Work through the data line by line, gathering every line that has the word "name".

>>>>

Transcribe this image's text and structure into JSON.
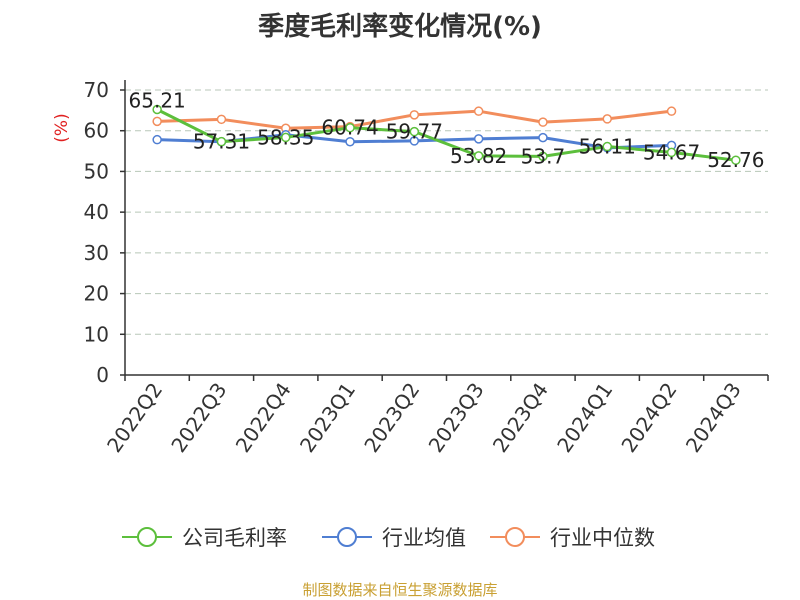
{
  "chart_data": {
    "type": "line",
    "title": "季度毛利率变化情况(%)",
    "ylabel": "(%)",
    "xlabel": "",
    "ylim": [
      0,
      70
    ],
    "yticks": [
      0,
      10,
      20,
      30,
      40,
      50,
      60,
      70
    ],
    "grid": true,
    "legend_position": "bottom",
    "categories": [
      "2022Q2",
      "2022Q3",
      "2022Q4",
      "2023Q1",
      "2023Q2",
      "2023Q3",
      "2023Q4",
      "2024Q1",
      "2024Q2",
      "2024Q3"
    ],
    "series": [
      {
        "name": "公司毛利率",
        "color": "#5cbf3c",
        "values": [
          65.21,
          57.31,
          58.35,
          60.74,
          59.77,
          53.82,
          53.7,
          56.11,
          54.67,
          52.76
        ],
        "labels": [
          "65.21",
          "57.31",
          "58.35",
          "60.74",
          "59.77",
          "53.82",
          "53.7",
          "56.11",
          "54.67",
          "52.76"
        ]
      },
      {
        "name": "行业均值",
        "color": "#4f7ed2",
        "values": [
          57.8,
          57.3,
          59.0,
          57.3,
          57.5,
          58.0,
          58.3,
          55.8,
          56.4,
          null
        ]
      },
      {
        "name": "行业中位数",
        "color": "#f28d5c",
        "values": [
          62.3,
          62.8,
          60.6,
          61.0,
          63.9,
          64.8,
          62.1,
          62.9,
          64.8,
          null
        ]
      }
    ]
  },
  "footer": {
    "source_text": "制图数据来自恒生聚源数据库",
    "color": "#c9a033"
  },
  "colors": {
    "axis_label": "#e02020",
    "grid": "#b8c7b8",
    "text": "#333333"
  }
}
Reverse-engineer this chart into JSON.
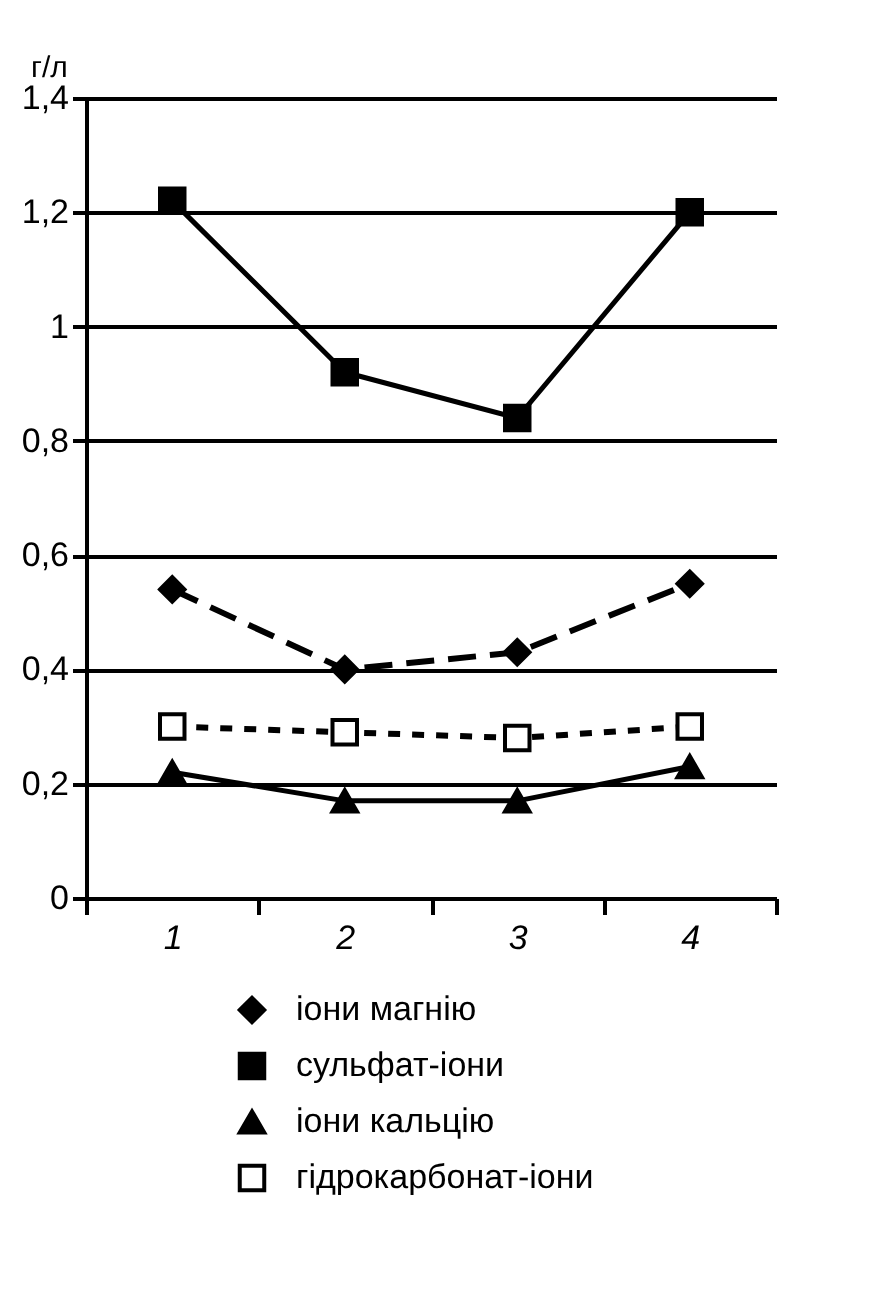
{
  "chart_data": {
    "type": "line",
    "ylabel": "г/л",
    "categories": [
      "1",
      "2",
      "3",
      "4"
    ],
    "series": [
      {
        "name": "іони магнію",
        "color": "#000000",
        "values": [
          0.54,
          0.4,
          0.43,
          0.55
        ],
        "marker": "diamond",
        "line_style": "dashed"
      },
      {
        "name": "сульфат-іони",
        "color": "#000000",
        "values": [
          1.22,
          0.92,
          0.84,
          1.2
        ],
        "marker": "square",
        "line_style": "solid"
      },
      {
        "name": "іони кальцію",
        "color": "#000000",
        "values": [
          0.22,
          0.17,
          0.17,
          0.23
        ],
        "marker": "triangle",
        "line_style": "solid"
      },
      {
        "name": "гідрокарбонат-іони",
        "color": "#000000",
        "values": [
          0.3,
          0.29,
          0.28,
          0.3
        ],
        "marker": "square_open",
        "line_style": "dotted"
      }
    ],
    "ylim": [
      0,
      1.4
    ],
    "yticks": [
      0,
      {
        "value": 0.2,
        "label": "0,2"
      },
      {
        "value": 0.4,
        "label": "0,4"
      },
      {
        "value": 0.6,
        "label": "0,6"
      },
      {
        "value": 0.8,
        "label": "0,8"
      },
      1,
      {
        "value": 1.2,
        "label": "1,2"
      },
      {
        "value": 1.4,
        "label": "1,4"
      }
    ],
    "grid": "y",
    "legend": "bottom"
  }
}
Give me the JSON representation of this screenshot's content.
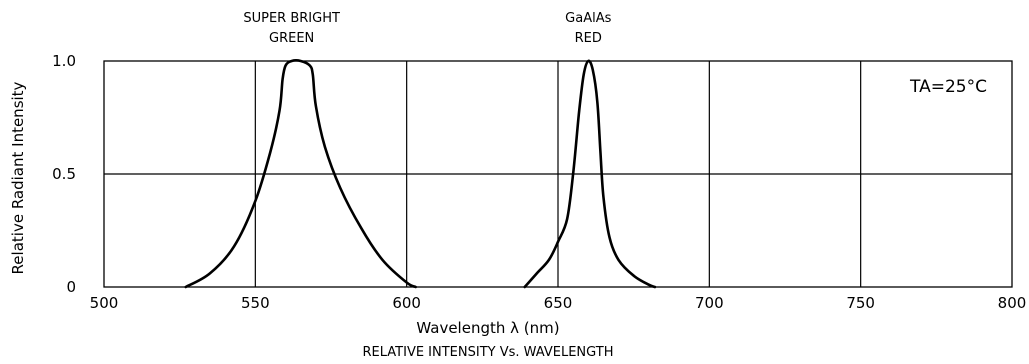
{
  "chart_data": {
    "type": "line",
    "title": "RELATIVE INTENSITY Vs. WAVELENGTH",
    "xlabel": "Wavelength λ (nm)",
    "ylabel": "Relative Radiant Intensity",
    "xlim": [
      500,
      800
    ],
    "ylim": [
      0,
      1.0
    ],
    "x_ticks": [
      "500",
      "550",
      "600",
      "650",
      "700",
      "750",
      "800"
    ],
    "y_ticks": [
      "0",
      "0.5",
      "1.0"
    ],
    "condition": "TA=25°C",
    "grid": true,
    "series": [
      {
        "name": "SUPER BRIGHT GREEN",
        "x": [
          527,
          535,
          543,
          550,
          555,
          558,
          559,
          560,
          562,
          565,
          568,
          569,
          570,
          573,
          578,
          585,
          592,
          600,
          603
        ],
        "y": [
          0,
          0.06,
          0.18,
          0.38,
          0.6,
          0.78,
          0.92,
          0.98,
          1.0,
          1.0,
          0.98,
          0.94,
          0.8,
          0.62,
          0.44,
          0.26,
          0.12,
          0.02,
          0
        ]
      },
      {
        "name": "GaAlAs RED",
        "x": [
          639,
          643,
          647,
          650,
          653,
          655,
          657,
          658.5,
          660,
          661.5,
          663,
          664,
          665,
          667,
          670,
          675,
          680,
          682
        ],
        "y": [
          0,
          0.06,
          0.12,
          0.2,
          0.3,
          0.5,
          0.78,
          0.94,
          1.0,
          0.96,
          0.82,
          0.6,
          0.4,
          0.22,
          0.12,
          0.05,
          0.01,
          0
        ]
      }
    ],
    "annotations": [
      {
        "lines": [
          "SUPER BRIGHT",
          "GREEN"
        ],
        "x": 562
      },
      {
        "lines": [
          "GaAlAs",
          "RED"
        ],
        "x": 660
      }
    ]
  }
}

<<<<

== Exercise result ==
        "name": "公司毛利率",
        "name": "行业均值",
        "name": "行业中位数",
        "name": "іони магнію",
        "name": "сульфат-іони",
        "name": "іони кальцію",
        "name": "гідрокарбонат-іони",
        "name": "SUPER BRIGHT GREEN",
        "name": "GaAlAs RED",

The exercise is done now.